* _SHORT EXERCISE_
Take from the listing each line that has the string "Tests".

* _DATA RECORDS_
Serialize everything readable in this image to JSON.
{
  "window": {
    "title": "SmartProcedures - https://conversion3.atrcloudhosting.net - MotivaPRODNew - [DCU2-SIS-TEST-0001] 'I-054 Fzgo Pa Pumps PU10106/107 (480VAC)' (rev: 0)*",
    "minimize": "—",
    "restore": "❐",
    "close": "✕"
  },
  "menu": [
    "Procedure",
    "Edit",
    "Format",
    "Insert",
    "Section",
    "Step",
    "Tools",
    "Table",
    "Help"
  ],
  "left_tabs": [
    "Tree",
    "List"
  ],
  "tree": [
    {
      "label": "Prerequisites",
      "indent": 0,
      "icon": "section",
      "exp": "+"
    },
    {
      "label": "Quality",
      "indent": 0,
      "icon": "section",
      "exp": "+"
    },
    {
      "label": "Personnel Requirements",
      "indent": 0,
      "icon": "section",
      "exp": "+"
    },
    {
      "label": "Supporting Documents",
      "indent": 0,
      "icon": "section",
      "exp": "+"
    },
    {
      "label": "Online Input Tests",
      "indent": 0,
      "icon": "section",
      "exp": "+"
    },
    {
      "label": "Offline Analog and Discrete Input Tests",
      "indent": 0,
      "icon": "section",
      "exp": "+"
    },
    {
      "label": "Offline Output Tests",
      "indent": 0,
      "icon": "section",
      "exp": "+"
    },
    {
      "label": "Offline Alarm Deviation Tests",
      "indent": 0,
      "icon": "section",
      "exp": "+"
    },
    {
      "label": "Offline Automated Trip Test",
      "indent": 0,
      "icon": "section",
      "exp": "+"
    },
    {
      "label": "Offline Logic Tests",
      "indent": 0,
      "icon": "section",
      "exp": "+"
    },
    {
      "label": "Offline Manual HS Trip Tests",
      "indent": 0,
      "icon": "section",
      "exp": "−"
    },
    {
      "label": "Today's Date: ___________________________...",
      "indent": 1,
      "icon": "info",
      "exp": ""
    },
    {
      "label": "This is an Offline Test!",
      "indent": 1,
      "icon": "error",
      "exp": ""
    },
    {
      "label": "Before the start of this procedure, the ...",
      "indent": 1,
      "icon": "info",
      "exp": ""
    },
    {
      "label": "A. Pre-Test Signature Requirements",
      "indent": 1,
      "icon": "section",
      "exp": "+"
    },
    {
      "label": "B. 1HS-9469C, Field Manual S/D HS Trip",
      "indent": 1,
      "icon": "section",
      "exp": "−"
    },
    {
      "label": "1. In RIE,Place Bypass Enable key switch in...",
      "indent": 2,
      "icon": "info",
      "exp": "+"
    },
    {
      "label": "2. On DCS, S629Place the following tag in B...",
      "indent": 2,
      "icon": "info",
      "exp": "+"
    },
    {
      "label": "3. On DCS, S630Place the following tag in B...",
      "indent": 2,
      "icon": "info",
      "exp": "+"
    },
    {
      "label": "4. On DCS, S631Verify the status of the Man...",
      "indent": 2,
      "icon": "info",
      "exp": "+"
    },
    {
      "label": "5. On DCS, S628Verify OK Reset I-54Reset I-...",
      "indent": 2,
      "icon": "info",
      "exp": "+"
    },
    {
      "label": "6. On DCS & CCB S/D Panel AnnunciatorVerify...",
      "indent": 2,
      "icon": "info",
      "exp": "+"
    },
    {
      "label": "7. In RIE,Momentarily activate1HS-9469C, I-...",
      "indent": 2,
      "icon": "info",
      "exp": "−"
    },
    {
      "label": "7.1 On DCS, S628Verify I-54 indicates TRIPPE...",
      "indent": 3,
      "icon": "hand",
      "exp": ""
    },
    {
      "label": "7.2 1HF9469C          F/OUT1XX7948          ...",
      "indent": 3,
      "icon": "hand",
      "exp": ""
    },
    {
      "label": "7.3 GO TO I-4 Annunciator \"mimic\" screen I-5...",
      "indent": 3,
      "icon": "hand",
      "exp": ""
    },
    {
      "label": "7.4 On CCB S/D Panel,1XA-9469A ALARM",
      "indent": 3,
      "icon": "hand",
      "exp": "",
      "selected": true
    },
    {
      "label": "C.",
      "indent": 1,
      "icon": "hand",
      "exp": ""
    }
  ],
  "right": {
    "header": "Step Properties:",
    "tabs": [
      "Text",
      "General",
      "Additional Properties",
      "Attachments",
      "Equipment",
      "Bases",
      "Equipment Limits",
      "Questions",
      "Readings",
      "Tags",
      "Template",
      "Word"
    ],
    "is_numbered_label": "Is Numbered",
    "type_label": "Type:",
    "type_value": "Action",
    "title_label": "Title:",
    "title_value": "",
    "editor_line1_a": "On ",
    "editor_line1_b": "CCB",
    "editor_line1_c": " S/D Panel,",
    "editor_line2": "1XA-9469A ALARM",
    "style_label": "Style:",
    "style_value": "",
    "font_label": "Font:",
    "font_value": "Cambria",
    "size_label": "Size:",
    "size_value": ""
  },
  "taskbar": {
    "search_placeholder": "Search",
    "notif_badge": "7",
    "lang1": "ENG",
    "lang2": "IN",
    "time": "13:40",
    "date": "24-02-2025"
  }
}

* _REPLY TO THE TASK_
      "label": "Online Input Tests",
      "label": "Offline Analog and Discrete Input Tests",
      "label": "Offline Output Tests",
      "label": "Offline Alarm Deviation Tests",
      "label": "Offline Logic Tests",
      "label": "Offline Manual HS Trip Tests",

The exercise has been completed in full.